*THE TASK*
State the number of lines with the string "구강청결을" in them, and nothing else.
##### THE DATA #####
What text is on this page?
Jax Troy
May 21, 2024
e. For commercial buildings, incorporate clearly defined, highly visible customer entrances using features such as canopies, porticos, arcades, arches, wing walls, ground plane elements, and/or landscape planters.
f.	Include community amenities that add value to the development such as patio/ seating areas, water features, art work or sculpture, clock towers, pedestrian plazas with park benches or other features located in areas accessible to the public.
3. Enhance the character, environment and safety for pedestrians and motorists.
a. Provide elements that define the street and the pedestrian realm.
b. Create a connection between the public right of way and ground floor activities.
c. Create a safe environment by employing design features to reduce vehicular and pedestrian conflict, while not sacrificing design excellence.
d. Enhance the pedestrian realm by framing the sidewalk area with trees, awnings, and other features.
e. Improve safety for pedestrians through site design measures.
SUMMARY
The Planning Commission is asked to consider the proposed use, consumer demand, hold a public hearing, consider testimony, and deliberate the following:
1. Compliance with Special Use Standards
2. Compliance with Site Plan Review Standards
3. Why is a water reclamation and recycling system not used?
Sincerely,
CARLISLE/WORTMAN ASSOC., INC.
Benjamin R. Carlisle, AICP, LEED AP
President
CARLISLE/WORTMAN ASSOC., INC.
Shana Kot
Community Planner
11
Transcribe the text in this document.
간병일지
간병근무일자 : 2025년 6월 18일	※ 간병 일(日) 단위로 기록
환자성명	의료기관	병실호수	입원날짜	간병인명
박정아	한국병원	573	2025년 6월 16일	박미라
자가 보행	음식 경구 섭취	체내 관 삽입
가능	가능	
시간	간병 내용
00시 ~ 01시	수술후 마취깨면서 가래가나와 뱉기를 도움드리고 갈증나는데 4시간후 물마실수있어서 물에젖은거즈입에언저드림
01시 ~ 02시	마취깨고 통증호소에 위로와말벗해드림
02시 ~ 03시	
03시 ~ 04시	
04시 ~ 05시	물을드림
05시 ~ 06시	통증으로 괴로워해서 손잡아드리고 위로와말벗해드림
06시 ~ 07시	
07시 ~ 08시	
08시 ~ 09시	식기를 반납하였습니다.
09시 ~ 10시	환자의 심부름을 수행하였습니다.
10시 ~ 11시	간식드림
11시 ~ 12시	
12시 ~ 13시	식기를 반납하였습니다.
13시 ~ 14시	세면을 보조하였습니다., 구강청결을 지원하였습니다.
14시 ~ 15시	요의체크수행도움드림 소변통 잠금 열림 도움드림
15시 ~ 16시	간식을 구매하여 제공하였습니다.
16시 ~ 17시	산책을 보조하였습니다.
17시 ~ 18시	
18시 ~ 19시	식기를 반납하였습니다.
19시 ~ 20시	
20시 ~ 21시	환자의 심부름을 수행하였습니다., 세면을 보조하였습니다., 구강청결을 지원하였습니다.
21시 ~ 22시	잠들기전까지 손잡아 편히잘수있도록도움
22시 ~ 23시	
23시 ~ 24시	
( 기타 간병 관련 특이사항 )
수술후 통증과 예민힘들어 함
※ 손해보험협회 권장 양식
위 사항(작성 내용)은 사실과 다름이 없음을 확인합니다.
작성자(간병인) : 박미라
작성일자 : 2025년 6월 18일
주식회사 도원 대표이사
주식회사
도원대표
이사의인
#####
*CORRECT RESULT*
2